# start of DATA FOR THE TASK

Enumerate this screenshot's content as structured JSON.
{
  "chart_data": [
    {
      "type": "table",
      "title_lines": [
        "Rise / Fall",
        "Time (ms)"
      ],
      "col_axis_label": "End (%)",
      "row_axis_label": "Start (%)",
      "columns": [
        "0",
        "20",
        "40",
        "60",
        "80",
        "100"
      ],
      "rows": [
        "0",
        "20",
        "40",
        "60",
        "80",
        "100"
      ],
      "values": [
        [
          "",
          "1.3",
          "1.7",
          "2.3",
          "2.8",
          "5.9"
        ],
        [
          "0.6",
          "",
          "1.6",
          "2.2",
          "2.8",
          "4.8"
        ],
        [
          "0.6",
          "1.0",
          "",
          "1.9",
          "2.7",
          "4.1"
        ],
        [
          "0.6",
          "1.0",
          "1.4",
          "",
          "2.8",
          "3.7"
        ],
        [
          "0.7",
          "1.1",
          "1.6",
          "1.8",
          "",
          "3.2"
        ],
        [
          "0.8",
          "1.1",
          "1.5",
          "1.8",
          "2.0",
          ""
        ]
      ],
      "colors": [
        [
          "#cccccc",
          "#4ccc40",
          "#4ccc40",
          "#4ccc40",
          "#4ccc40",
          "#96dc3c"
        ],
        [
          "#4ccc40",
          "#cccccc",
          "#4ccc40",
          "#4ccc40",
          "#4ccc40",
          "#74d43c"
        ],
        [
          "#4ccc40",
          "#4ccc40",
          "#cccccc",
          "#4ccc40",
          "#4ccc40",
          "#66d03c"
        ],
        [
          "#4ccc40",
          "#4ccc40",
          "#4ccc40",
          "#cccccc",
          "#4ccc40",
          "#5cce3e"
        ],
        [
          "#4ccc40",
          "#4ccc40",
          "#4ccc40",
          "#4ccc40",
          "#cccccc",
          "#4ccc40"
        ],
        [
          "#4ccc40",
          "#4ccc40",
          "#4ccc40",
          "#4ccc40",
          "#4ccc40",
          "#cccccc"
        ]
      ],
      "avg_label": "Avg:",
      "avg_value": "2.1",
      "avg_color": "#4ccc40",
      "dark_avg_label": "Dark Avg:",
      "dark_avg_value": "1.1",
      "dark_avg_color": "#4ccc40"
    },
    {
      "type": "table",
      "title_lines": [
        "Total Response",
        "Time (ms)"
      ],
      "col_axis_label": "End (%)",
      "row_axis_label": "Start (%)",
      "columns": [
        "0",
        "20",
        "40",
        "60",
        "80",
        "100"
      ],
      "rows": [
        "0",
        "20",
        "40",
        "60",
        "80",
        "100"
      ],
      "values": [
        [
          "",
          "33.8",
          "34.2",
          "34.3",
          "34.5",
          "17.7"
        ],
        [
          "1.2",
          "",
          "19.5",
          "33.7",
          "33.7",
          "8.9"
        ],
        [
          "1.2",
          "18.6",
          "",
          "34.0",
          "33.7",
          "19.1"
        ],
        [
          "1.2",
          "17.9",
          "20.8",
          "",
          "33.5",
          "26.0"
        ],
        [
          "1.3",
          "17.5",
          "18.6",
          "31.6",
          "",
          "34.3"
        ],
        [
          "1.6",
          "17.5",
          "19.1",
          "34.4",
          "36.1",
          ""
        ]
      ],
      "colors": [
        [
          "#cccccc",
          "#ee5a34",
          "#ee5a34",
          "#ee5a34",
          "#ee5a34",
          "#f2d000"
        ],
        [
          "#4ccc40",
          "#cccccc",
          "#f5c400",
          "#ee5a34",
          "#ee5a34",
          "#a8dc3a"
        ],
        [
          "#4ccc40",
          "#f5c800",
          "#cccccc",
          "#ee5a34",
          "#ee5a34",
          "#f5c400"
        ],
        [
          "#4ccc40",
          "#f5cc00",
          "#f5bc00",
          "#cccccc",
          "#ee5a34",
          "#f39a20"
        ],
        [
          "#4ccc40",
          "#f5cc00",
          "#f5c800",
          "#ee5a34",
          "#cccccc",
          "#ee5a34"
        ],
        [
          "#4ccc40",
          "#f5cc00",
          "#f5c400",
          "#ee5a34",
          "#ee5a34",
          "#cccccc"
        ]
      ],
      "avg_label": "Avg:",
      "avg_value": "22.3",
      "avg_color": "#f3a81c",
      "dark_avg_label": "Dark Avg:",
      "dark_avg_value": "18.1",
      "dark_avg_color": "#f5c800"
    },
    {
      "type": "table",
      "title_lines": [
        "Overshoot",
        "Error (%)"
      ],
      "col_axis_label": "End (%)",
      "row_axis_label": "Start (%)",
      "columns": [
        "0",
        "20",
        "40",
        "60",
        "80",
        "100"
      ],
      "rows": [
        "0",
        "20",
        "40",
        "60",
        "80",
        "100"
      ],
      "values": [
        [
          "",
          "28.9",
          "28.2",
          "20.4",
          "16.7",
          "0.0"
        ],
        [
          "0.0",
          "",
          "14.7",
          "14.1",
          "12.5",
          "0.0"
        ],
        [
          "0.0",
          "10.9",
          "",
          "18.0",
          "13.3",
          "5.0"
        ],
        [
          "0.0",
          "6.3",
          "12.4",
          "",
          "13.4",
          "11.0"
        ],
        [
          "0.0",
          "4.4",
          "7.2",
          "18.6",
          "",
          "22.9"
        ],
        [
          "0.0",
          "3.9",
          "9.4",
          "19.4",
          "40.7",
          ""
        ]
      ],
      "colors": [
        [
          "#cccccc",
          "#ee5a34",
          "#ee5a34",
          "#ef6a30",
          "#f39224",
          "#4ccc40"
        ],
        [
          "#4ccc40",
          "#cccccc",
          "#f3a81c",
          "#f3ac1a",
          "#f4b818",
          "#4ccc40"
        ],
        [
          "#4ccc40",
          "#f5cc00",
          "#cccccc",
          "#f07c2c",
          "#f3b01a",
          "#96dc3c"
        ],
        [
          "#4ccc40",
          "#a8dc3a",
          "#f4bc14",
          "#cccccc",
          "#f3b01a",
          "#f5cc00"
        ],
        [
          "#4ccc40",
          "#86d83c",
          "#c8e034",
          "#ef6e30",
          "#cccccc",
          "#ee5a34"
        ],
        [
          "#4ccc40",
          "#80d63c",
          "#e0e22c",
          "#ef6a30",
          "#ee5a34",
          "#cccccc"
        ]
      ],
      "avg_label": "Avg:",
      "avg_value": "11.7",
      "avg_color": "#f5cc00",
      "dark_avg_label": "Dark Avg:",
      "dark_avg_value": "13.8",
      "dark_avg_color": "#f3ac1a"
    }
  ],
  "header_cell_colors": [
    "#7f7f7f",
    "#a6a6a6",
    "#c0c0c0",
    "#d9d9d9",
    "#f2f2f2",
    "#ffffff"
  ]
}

# end of DATA FOR THE TASK

_WHAT THE EXERCISE ASKS_. Repeat the material above in full, quoting it exactly.

_WRITTEN SOLUTION_.
Enumerate this screenshot's content as structured JSON.
{
  "chart_data": [
    {
      "type": "table",
      "title_lines": [
        "Rise / Fall",
        "Time (ms)"
      ],
      "col_axis_label": "End (%)",
      "row_axis_label": "Start (%)",
      "columns": [
        "0",
        "20",
        "40",
        "60",
        "80",
        "100"
      ],
      "rows": [
        "0",
        "20",
        "40",
        "60",
        "80",
        "100"
      ],
      "values": [
        [
          "",
          "1.3",
          "1.7",
          "2.3",
          "2.8",
          "5.9"
        ],
        [
          "0.6",
          "",
          "1.6",
          "2.2",
          "2.8",
          "4.8"
        ],
        [
          "0.6",
          "1.0",
          "",
          "1.9",
          "2.7",
          "4.1"
        ],
        [
          "0.6",
          "1.0",
          "1.4",
          "",
          "2.8",
          "3.7"
        ],
        [
          "0.7",
          "1.1",
          "1.6",
          "1.8",
          "",
          "3.2"
        ],
        [
          "0.8",
          "1.1",
          "1.5",
          "1.8",
          "2.0",
          ""
        ]
      ],
      "colors": [
        [
          "#cccccc",
          "#4ccc40",
          "#4ccc40",
          "#4ccc40",
          "#4ccc40",
          "#96dc3c"
        ],
        [
          "#4ccc40",
          "#cccccc",
          "#4ccc40",
          "#4ccc40",
          "#4ccc40",
          "#74d43c"
        ],
        [
          "#4ccc40",
          "#4ccc40",
          "#cccccc",
          "#4ccc40",
          "#4ccc40",
          "#66d03c"
        ],
        [
          "#4ccc40",
          "#4ccc40",
          "#4ccc40",
          "#cccccc",
          "#4ccc40",
          "#5cce3e"
        ],
        [
          "#4ccc40",
          "#4ccc40",
          "#4ccc40",
          "#4ccc40",
          "#cccccc",
          "#4ccc40"
        ],
        [
          "#4ccc40",
          "#4ccc40",
          "#4ccc40",
          "#4ccc40",
          "#4ccc40",
          "#cccccc"
        ]
      ],
      "avg_label": "Avg:",
      "avg_value": "2.1",
      "avg_color": "#4ccc40",
      "dark_avg_label": "Dark Avg:",
      "dark_avg_value": "1.1",
      "dark_avg_color": "#4ccc40"
    },
    {
      "type": "table",
      "title_lines": [
        "Total Response",
        "Time (ms)"
      ],
      "col_axis_label": "End (%)",
      "row_axis_label": "Start (%)",
      "columns": [
        "0",
        "20",
        "40",
        "60",
        "80",
        "100"
      ],
      "rows": [
        "0",
        "20",
        "40",
        "60",
        "80",
        "100"
      ],
      "values": [
        [
          "",
          "33.8",
          "34.2",
          "34.3",
          "34.5",
          "17.7"
        ],
        [
          "1.2",
          "",
          "19.5",
          "33.7",
          "33.7",
          "8.9"
        ],
        [
          "1.2",
          "18.6",
          "",
          "34.0",
          "33.7",
          "19.1"
        ],
        [
          "1.2",
          "17.9",
          "20.8",
          "",
          "33.5",
          "26.0"
        ],
        [
          "1.3",
          "17.5",
          "18.6",
          "31.6",
          "",
          "34.3"
        ],
        [
          "1.6",
          "17.5",
          "19.1",
          "34.4",
          "36.1",
          ""
        ]
      ],
      "colors": [
        [
          "#cccccc",
          "#ee5a34",
          "#ee5a34",
          "#ee5a34",
          "#ee5a34",
          "#f2d000"
        ],
        [
          "#4ccc40",
          "#cccccc",
          "#f5c400",
          "#ee5a34",
          "#ee5a34",
          "#a8dc3a"
        ],
        [
          "#4ccc40",
          "#f5c800",
          "#cccccc",
          "#ee5a34",
          "#ee5a34",
          "#f5c400"
        ],
        [
          "#4ccc40",
          "#f5cc00",
          "#f5bc00",
          "#cccccc",
          "#ee5a34",
          "#f39a20"
        ],
        [
          "#4ccc40",
          "#f5cc00",
          "#f5c800",
          "#ee5a34",
          "#cccccc",
          "#ee5a34"
        ],
        [
          "#4ccc40",
          "#f5cc00",
          "#f5c400",
          "#ee5a34",
          "#ee5a34",
          "#cccccc"
        ]
      ],
      "avg_label": "Avg:",
      "avg_value": "22.3",
      "avg_color": "#f3a81c",
      "dark_avg_label": "Dark Avg:",
      "dark_avg_value": "18.1",
      "dark_avg_color": "#f5c800"
    },
    {
      "type": "table",
      "title_lines": [
        "Overshoot",
        "Error (%)"
      ],
      "col_axis_label": "End (%)",
      "row_axis_label": "Start (%)",
      "columns": [
        "0",
        "20",
        "40",
        "60",
        "80",
        "100"
      ],
      "rows": [
        "0",
        "20",
        "40",
        "60",
        "80",
        "100"
      ],
      "values": [
        [
          "",
          "28.9",
          "28.2",
          "20.4",
          "16.7",
          "0.0"
        ],
        [
          "0.0",
          "",
          "14.7",
          "14.1",
          "12.5",
          "0.0"
        ],
        [
          "0.0",
          "10.9",
          "",
          "18.0",
          "13.3",
          "5.0"
        ],
        [
          "0.0",
          "6.3",
          "12.4",
          "",
          "13.4",
          "11.0"
        ],
        [
          "0.0",
          "4.4",
          "7.2",
          "18.6",
          "",
          "22.9"
        ],
        [
          "0.0",
          "3.9",
          "9.4",
          "19.4",
          "40.7",
          ""
        ]
      ],
      "colors": [
        [
          "#cccccc",
          "#ee5a34",
          "#ee5a34",
          "#ef6a30",
          "#f39224",
          "#4ccc40"
        ],
        [
          "#4ccc40",
          "#cccccc",
          "#f3a81c",
          "#f3ac1a",
          "#f4b818",
          "#4ccc40"
        ],
        [
          "#4ccc40",
          "#f5cc00",
          "#cccccc",
          "#f07c2c",
          "#f3b01a",
          "#96dc3c"
        ],
        [
          "#4ccc40",
          "#a8dc3a",
          "#f4bc14",
          "#cccccc",
          "#f3b01a",
          "#f5cc00"
        ],
        [
          "#4ccc40",
          "#86d83c",
          "#c8e034",
          "#ef6e30",
          "#cccccc",
          "#ee5a34"
        ],
        [
          "#4ccc40",
          "#80d63c",
          "#e0e22c",
          "#ef6a30",
          "#ee5a34",
          "#cccccc"
        ]
      ],
      "avg_label": "Avg:",
      "avg_value": "11.7",
      "avg_color": "#f5cc00",
      "dark_avg_label": "Dark Avg:",
      "dark_avg_value": "13.8",
      "dark_avg_color": "#f3ac1a"
    }
  ],
  "header_cell_colors": [
    "#7f7f7f",
    "#a6a6a6",
    "#c0c0c0",
    "#d9d9d9",
    "#f2f2f2",
    "#ffffff"
  ]
}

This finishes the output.